_TASK BRIEF_:
Identify each line below containing the string "задачи" and copy it.
=-=-=
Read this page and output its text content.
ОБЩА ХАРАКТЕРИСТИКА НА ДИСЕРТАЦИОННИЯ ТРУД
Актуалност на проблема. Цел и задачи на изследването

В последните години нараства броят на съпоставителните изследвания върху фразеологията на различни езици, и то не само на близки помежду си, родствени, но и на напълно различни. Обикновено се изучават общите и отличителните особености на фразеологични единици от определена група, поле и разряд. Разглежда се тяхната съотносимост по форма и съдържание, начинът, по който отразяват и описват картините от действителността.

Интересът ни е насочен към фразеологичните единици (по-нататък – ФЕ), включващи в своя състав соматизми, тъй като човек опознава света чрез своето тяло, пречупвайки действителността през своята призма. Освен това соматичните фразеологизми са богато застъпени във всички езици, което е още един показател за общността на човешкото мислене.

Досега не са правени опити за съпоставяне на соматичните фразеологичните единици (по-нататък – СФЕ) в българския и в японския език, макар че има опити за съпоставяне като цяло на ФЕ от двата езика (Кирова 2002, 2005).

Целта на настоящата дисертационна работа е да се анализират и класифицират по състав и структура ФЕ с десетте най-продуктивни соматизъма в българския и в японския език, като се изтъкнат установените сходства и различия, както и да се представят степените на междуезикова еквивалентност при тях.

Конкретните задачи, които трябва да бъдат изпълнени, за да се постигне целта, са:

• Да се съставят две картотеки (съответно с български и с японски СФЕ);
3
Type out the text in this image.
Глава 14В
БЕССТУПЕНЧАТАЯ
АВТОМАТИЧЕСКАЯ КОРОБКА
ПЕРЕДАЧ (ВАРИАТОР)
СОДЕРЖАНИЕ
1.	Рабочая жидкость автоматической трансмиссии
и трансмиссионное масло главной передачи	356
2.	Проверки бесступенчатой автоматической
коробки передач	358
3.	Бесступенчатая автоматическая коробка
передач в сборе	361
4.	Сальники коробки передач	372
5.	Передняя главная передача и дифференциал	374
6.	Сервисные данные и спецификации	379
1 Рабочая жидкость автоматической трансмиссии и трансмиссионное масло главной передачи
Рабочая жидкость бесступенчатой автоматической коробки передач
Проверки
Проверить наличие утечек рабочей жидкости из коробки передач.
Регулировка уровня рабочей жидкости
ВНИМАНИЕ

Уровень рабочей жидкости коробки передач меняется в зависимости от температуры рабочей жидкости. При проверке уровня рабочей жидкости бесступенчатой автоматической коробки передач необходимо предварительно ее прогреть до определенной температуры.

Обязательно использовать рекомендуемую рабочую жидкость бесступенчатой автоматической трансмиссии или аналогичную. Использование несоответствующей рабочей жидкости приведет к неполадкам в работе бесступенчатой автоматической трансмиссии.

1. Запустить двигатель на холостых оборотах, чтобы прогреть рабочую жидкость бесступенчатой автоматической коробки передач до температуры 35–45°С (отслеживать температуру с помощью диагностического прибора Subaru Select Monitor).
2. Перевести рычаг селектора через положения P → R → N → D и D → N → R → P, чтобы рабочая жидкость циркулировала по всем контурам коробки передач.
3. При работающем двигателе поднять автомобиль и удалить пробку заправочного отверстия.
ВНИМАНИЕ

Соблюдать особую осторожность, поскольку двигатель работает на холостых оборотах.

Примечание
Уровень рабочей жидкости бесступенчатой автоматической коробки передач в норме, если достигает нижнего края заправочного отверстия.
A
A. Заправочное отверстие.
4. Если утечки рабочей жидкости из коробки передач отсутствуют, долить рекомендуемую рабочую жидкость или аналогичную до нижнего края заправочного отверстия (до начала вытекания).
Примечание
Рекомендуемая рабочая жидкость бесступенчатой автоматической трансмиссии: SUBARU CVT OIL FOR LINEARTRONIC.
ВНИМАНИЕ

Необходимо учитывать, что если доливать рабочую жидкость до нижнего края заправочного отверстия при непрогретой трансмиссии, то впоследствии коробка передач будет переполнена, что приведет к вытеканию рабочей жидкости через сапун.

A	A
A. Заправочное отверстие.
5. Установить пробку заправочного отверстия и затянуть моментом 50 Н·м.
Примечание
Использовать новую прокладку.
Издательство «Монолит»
=-=-=
_RESULT BELOW_:
Актуалност на проблема. Цел и задачи на изследването
Конкретните задачи, които трябва да бъдат изпълнени, за да се постигне целта, са:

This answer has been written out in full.